▶ _Rows_
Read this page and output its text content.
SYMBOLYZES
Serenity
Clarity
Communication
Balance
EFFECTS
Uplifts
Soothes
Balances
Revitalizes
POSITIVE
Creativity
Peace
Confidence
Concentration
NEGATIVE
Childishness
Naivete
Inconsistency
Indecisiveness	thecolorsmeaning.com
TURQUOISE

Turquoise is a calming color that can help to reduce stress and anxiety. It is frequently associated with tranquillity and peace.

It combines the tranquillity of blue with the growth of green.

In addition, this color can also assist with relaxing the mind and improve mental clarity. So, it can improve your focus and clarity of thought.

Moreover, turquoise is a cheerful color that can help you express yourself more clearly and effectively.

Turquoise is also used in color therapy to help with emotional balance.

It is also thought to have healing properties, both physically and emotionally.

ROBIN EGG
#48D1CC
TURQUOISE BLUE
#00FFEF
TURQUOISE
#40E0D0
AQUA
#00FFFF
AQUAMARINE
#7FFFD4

▶ _Written exercise_
Restate the listing in full, word for word.

▶ _Answer to this exercise_
Read this page and output its text content.
SYMBOLYZES
Serenity
Clarity
Communication
Balance
EFFECTS
Uplifts
Soothes
Balances
Revitalizes
POSITIVE
Creativity
Peace
Confidence
Concentration
NEGATIVE
Childishness
Naivete
Inconsistency
Indecisiveness	thecolorsmeaning.com
TURQUOISE

Turquoise is a calming color that can help to reduce stress and anxiety. It is frequently associated with tranquillity and peace.

It combines the tranquillity of blue with the growth of green.

In addition, this color can also assist with relaxing the mind and improve mental clarity. So, it can improve your focus and clarity of thought.

Moreover, turquoise is a cheerful color that can help you express yourself more clearly and effectively.

Turquoise is also used in color therapy to help with emotional balance.

It is also thought to have healing properties, both physically and emotionally.

ROBIN EGG
#48D1CC
TURQUOISE BLUE
#00FFEF
TURQUOISE
#40E0D0
AQUA
#00FFFF
AQUAMARINE
#7FFFD4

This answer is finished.